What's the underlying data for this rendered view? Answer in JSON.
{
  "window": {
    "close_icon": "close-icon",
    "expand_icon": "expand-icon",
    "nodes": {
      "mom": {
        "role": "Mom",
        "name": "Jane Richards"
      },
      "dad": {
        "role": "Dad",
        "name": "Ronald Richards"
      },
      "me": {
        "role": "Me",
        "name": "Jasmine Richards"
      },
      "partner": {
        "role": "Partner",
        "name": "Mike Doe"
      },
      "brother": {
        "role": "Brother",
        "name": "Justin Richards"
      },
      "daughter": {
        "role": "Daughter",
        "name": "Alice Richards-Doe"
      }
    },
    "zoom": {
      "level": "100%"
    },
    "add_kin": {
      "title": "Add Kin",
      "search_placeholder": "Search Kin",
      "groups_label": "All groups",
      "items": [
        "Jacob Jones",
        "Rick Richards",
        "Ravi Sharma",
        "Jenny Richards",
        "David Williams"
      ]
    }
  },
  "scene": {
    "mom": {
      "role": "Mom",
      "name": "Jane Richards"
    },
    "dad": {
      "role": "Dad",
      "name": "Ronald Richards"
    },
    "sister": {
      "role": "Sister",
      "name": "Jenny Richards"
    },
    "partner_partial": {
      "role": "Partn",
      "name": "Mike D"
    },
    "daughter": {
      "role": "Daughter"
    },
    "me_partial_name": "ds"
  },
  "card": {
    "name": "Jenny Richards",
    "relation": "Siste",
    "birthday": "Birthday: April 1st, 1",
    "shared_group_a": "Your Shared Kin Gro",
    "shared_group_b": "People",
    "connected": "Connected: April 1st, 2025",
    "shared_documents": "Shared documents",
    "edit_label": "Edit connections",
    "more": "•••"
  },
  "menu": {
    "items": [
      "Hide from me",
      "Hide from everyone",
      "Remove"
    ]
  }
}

=-=-=-=-=

EXERCISE DETAILS
Extract all of the data shown above without alteration.

TASK SOLUTION
What's the underlying data for this rendered view? Answer in JSON.
{
  "window": {
    "close_icon": "close-icon",
    "expand_icon": "expand-icon",
    "nodes": {
      "mom": {
        "role": "Mom",
        "name": "Jane Richards"
      },
      "dad": {
        "role": "Dad",
        "name": "Ronald Richards"
      },
      "me": {
        "role": "Me",
        "name": "Jasmine Richards"
      },
      "partner": {
        "role": "Partner",
        "name": "Mike Doe"
      },
      "brother": {
        "role": "Brother",
        "name": "Justin Richards"
      },
      "daughter": {
        "role": "Daughter",
        "name": "Alice Richards-Doe"
      }
    },
    "zoom": {
      "level": "100%"
    },
    "add_kin": {
      "title": "Add Kin",
      "search_placeholder": "Search Kin",
      "groups_label": "All groups",
      "items": [
        "Jacob Jones",
        "Rick Richards",
        "Ravi Sharma",
        "Jenny Richards",
        "David Williams"
      ]
    }
  },
  "scene": {
    "mom": {
      "role": "Mom",
      "name": "Jane Richards"
    },
    "dad": {
      "role": "Dad",
      "name": "Ronald Richards"
    },
    "sister": {
      "role": "Sister",
      "name": "Jenny Richards"
    },
    "partner_partial": {
      "role": "Partn",
      "name": "Mike D"
    },
    "daughter": {
      "role": "Daughter"
    },
    "me_partial_name": "ds"
  },
  "card": {
    "name": "Jenny Richards",
    "relation": "Siste",
    "birthday": "Birthday: April 1st, 1",
    "shared_group_a": "Your Shared Kin Gro",
    "shared_group_b": "People",
    "connected": "Connected: April 1st, 2025",
    "shared_documents": "Shared documents",
    "edit_label": "Edit connections",
    "more": "•••"
  },
  "menu": {
    "items": [
      "Hide from me",
      "Hide from everyone",
      "Remove"
    ]
  }
}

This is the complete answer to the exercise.